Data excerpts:
————
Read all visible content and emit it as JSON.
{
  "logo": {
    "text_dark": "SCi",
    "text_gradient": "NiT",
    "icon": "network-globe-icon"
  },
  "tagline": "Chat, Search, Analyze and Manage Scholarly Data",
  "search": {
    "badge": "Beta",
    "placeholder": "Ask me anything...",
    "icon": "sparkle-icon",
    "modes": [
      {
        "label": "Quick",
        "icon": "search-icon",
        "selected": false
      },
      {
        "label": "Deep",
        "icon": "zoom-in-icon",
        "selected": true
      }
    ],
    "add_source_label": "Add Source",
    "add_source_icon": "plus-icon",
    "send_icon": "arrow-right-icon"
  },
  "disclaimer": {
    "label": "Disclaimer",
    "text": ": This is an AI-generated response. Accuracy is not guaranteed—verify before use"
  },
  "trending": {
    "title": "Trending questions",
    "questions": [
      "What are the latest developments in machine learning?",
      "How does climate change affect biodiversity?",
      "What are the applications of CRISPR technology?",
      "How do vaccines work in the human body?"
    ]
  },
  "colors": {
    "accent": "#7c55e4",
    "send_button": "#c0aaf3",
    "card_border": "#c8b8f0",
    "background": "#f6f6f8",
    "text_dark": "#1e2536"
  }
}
————
§ **OBJECTIVE**: Return the full listing, character for character.

§ **COMPLETED TASK**:
Read all visible content and emit it as JSON.
{
  "logo": {
    "text_dark": "SCi",
    "text_gradient": "NiT",
    "icon": "network-globe-icon"
  },
  "tagline": "Chat, Search, Analyze and Manage Scholarly Data",
  "search": {
    "badge": "Beta",
    "placeholder": "Ask me anything...",
    "icon": "sparkle-icon",
    "modes": [
      {
        "label": "Quick",
        "icon": "search-icon",
        "selected": false
      },
      {
        "label": "Deep",
        "icon": "zoom-in-icon",
        "selected": true
      }
    ],
    "add_source_label": "Add Source",
    "add_source_icon": "plus-icon",
    "send_icon": "arrow-right-icon"
  },
  "disclaimer": {
    "label": "Disclaimer",
    "text": ": This is an AI-generated response. Accuracy is not guaranteed—verify before use"
  },
  "trending": {
    "title": "Trending questions",
    "questions": [
      "What are the latest developments in machine learning?",
      "How does climate change affect biodiversity?",
      "What are the applications of CRISPR technology?",
      "How do vaccines work in the human body?"
    ]
  },
  "colors": {
    "accent": "#7c55e4",
    "send_button": "#c0aaf3",
    "card_border": "#c8b8f0",
    "background": "#f6f6f8",
    "text_dark": "#1e2536"
  }
}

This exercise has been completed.